## [Document section]
::::
# Happy Birthday 728



## Evanedward (Mar 17, 2011)

My 728 turned 41 this year. I got it in 1984 from the local dealer with the mower deck,snowblower and tiller for 700.00 . It mowed my yard,blew snow and tilled the garden for five years until I bought a larger garden tractor. Just liked it so much I could not part with the little guy. These days it is retired to just some tilling. Even thou I now have bigger and more modern tractors I still love to get on and dig some dirt. For his birthday he got new top seal,new points and condenser,new spark plug and some new front tires. And he's running real happy.


----------



## Hoodoo Valley (Nov 14, 2006)

Looks to be in very nice shape! What are your plans for the birthday surprise?


----------



## farmertim (Dec 1, 2010)

Will he share the Birthday Cake? i reckon he could eat a whole one on his own!!!!


----------



## Thomas (Nov 1, 2006)

Wishing you many..many more season 728.

Would 728 be woman,for she looks darn nice for her age.


----------



## mikeywalsh (Dec 5, 2011)

*howdy*

hello im mikey walsh, i live in wisconsin, and i farm with my dad. i have a simplicity 738 8hp, i have recently seized the engine on accident and so i have upgraded the engine to a kohler 13 hp engine, i had some prblems at first with the belt being to tight cause the crankshaft is a little farther back so i have to get a bigger belt. but i wanted to ask yall.. was this a bad thing to do??? i think it might make wear and tear on the transmission. i am also going to do some costomization just for fun lol and that includes changing the muffler to a straight pipe, i mostly use this tractor for the strawberry patch amd garden tillage, thank you


----------
::::
## [Recorded information]
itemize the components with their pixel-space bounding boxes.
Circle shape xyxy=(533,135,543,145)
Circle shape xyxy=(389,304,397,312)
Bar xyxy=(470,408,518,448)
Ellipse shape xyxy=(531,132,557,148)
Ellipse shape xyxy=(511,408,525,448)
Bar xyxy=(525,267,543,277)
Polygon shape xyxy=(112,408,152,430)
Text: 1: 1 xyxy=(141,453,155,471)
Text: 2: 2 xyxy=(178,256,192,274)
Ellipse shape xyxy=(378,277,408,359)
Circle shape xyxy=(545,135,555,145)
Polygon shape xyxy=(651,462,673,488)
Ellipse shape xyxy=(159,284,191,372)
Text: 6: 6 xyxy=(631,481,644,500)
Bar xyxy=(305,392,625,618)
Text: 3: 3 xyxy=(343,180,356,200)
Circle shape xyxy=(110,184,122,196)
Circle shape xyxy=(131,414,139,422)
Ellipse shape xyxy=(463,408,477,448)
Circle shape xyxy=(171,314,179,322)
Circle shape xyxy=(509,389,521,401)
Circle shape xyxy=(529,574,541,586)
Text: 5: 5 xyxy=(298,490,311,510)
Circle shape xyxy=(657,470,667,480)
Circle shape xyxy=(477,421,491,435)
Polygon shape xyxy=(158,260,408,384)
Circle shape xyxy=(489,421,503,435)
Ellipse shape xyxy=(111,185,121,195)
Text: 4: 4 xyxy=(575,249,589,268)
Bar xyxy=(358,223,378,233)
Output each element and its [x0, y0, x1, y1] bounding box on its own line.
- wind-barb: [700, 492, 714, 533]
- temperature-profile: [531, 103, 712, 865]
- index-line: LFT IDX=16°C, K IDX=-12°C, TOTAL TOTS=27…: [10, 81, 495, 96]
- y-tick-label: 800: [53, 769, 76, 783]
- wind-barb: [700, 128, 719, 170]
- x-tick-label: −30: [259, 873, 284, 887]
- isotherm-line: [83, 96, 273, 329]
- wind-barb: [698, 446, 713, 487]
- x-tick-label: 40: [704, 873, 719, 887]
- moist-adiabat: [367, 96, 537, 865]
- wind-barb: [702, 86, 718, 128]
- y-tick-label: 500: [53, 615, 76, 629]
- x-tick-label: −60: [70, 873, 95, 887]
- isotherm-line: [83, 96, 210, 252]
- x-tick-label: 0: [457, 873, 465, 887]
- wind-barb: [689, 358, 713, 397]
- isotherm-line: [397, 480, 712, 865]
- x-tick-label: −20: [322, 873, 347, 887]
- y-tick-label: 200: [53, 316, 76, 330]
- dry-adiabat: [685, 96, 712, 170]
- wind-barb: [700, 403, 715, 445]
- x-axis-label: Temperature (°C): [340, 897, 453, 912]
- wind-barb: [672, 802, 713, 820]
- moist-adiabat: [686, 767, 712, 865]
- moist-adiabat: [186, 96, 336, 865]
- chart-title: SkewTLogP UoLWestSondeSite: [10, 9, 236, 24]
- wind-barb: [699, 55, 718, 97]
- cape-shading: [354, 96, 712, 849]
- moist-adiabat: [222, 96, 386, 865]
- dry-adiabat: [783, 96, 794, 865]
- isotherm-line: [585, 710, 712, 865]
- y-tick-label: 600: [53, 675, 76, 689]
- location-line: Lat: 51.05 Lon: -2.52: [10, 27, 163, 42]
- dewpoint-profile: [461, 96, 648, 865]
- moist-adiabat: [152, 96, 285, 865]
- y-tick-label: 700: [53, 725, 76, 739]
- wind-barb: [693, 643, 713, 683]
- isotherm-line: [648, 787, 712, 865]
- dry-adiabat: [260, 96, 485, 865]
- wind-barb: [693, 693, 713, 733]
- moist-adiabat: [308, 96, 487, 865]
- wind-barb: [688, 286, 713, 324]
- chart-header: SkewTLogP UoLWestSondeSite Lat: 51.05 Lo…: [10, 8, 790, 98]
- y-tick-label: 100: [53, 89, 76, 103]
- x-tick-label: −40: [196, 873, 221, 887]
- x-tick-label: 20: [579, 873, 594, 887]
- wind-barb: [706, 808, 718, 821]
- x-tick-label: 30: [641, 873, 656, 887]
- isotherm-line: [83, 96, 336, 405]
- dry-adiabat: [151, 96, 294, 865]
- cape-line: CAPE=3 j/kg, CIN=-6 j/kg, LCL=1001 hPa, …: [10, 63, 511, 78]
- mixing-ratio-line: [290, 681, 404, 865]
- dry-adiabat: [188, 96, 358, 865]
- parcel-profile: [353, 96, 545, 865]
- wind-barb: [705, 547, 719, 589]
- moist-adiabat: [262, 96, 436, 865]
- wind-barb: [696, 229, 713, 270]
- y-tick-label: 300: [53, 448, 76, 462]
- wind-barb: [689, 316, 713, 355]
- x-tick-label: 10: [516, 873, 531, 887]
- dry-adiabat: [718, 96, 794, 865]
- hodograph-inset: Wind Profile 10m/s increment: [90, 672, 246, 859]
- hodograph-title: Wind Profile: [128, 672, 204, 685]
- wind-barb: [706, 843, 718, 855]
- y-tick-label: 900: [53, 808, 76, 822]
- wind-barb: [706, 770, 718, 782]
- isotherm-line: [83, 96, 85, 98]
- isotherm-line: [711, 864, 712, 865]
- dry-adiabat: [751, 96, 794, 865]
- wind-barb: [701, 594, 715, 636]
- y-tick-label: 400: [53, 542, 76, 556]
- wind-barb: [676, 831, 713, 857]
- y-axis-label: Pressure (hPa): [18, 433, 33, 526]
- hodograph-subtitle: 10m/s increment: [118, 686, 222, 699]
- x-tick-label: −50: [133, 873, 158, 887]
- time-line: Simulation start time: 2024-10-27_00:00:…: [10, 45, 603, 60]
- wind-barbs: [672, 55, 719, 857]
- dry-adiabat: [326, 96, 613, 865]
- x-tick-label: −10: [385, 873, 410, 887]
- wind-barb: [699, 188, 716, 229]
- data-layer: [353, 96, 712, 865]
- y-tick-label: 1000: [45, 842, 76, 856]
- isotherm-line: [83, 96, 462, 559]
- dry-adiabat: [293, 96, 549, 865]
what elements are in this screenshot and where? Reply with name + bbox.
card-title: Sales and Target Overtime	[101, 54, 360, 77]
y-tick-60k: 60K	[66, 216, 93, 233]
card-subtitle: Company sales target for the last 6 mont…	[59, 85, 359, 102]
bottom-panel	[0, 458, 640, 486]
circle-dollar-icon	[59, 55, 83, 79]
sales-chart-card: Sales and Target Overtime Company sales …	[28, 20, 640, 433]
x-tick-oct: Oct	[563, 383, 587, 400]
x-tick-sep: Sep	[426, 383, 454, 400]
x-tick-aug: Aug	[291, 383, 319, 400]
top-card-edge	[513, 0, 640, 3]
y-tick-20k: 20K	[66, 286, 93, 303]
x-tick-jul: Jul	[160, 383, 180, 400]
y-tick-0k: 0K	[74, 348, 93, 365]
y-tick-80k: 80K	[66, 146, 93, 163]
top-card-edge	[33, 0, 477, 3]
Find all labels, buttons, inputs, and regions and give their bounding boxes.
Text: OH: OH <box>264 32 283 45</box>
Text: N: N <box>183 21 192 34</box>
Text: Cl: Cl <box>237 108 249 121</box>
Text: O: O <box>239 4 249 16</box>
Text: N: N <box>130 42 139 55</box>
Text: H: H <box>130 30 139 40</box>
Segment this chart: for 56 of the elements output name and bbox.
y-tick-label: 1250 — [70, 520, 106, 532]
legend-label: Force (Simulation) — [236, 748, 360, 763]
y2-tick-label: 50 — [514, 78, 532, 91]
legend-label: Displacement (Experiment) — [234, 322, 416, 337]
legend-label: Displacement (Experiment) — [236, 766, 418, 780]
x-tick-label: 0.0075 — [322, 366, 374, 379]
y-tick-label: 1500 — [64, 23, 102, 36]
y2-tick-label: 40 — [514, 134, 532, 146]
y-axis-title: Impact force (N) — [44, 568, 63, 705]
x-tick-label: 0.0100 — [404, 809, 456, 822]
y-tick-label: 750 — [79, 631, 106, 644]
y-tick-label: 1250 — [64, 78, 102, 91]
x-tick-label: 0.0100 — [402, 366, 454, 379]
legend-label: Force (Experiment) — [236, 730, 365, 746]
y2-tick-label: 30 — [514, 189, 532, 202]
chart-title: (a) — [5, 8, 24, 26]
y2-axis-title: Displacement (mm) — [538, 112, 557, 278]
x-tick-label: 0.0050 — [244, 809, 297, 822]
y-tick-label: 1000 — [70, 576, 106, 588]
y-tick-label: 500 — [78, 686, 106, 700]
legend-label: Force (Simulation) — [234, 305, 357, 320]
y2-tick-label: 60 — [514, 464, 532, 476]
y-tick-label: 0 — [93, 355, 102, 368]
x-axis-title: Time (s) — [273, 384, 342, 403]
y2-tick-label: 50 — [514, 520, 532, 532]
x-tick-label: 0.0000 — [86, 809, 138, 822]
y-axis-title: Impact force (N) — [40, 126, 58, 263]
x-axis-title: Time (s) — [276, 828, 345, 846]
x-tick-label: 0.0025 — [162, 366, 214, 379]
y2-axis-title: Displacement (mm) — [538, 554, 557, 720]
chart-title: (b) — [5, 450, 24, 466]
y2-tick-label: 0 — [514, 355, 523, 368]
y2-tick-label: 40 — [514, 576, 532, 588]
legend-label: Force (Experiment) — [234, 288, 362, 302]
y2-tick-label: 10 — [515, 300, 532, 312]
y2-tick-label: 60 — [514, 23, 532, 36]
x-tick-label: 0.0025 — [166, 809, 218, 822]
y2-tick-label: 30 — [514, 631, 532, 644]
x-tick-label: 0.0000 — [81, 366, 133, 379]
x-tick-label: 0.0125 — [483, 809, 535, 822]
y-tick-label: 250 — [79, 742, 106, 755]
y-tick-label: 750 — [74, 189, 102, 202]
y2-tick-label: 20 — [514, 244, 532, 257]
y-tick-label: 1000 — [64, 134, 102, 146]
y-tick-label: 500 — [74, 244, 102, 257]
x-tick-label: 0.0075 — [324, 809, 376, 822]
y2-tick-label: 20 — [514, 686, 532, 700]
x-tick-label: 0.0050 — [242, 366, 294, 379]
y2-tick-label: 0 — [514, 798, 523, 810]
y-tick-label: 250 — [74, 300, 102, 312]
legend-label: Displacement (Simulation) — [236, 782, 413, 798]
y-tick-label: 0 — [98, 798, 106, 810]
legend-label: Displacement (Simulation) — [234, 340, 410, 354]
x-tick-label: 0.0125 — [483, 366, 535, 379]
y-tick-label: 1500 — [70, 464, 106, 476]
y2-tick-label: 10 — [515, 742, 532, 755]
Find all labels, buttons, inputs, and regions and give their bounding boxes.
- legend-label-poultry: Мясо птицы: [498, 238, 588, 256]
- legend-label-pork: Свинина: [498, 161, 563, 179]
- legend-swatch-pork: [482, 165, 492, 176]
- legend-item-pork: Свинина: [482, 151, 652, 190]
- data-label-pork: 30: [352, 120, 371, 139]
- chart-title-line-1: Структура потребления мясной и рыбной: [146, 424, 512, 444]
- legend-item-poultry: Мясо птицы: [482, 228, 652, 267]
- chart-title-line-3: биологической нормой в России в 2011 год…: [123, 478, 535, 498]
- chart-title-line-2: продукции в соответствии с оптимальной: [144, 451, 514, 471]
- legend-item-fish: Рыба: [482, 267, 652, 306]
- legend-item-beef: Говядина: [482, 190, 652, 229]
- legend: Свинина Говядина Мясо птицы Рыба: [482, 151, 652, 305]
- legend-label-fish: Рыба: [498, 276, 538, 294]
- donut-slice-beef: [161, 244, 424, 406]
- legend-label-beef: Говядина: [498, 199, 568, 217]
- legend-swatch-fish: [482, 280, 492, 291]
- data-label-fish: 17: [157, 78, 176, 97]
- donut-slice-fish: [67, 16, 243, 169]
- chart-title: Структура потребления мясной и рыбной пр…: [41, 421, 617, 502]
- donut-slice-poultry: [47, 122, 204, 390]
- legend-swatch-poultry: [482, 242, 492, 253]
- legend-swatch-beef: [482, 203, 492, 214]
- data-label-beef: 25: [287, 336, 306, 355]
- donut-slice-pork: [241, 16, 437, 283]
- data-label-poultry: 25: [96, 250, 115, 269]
::::
## [Directive 1]
Name each new part that the tractor birthday thread says the 728 received for its birthday.
## [Directive 2]
According to the tractor birthday thread, how much was paid in 1984 for the 728 with its mower deck, snowblower and tiller?

## [Final result 1]
- Top seal
- Points
- Condenser
- Spark plug
- Front tires

## [Final result 2]
700.00